*REQUEST*:
From the listing below, extract every line containing "location".

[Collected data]
_____
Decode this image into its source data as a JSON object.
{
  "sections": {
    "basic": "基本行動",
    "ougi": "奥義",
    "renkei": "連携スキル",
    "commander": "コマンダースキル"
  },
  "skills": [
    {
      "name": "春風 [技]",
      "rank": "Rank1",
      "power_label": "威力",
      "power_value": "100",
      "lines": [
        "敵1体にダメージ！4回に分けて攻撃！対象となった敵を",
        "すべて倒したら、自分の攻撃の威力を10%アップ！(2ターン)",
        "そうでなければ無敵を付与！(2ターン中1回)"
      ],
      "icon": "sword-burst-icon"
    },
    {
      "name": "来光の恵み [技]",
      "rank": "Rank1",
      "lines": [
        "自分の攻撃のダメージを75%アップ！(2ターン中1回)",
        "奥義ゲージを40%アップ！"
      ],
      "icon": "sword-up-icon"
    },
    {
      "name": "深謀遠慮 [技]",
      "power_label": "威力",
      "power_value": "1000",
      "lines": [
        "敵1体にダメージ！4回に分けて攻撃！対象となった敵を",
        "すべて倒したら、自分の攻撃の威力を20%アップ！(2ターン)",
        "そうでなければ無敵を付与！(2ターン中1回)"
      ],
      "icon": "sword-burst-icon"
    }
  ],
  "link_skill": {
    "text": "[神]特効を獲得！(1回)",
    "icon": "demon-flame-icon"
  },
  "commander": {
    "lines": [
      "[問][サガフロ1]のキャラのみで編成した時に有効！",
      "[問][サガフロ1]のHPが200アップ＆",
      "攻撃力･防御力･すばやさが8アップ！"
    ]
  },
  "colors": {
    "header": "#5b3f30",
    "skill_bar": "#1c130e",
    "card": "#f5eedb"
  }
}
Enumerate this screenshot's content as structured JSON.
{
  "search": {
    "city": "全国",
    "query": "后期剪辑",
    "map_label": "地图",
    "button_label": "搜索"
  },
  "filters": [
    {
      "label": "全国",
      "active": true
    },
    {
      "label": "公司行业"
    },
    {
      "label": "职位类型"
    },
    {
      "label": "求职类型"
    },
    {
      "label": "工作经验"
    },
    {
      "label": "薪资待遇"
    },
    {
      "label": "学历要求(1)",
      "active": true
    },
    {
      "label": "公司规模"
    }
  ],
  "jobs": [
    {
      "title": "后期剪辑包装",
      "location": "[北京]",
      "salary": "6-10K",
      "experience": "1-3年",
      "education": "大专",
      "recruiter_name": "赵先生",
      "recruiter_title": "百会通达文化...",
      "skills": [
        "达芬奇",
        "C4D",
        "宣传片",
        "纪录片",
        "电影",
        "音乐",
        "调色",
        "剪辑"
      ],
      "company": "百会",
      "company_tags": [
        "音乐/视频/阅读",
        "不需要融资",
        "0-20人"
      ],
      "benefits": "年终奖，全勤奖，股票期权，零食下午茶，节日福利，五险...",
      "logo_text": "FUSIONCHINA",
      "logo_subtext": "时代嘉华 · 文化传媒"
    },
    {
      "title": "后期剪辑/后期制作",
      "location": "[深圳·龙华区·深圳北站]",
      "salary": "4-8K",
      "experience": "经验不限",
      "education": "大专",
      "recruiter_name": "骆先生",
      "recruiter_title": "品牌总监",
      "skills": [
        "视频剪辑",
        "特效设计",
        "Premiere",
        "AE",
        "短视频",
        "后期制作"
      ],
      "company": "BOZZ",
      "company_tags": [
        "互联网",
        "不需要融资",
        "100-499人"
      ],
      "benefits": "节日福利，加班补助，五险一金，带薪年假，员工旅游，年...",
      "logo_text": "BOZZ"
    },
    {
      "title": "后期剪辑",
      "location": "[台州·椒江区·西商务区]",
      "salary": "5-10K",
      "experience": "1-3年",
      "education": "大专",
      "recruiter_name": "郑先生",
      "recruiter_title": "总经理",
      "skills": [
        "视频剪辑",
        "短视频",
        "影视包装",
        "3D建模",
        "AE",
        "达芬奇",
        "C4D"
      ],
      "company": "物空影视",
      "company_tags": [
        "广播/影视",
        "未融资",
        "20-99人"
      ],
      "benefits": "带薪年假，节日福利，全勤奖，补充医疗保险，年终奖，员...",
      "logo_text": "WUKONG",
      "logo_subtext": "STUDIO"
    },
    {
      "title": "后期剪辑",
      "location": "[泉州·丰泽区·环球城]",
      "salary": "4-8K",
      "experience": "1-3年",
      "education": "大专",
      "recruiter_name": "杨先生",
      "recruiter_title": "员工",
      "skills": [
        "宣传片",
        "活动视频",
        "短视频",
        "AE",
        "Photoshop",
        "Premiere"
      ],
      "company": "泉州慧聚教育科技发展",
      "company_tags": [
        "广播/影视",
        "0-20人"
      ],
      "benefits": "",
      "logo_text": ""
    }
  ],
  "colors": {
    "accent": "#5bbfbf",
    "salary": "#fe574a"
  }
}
_____
*EXERCISE RESPONSE*:
      "location": "[北京]",
      "location": "[深圳·龙华区·深圳北站]",
      "location": "[台州·椒江区·西商务区]",
      "location": "[泉州·丰泽区·环球城]",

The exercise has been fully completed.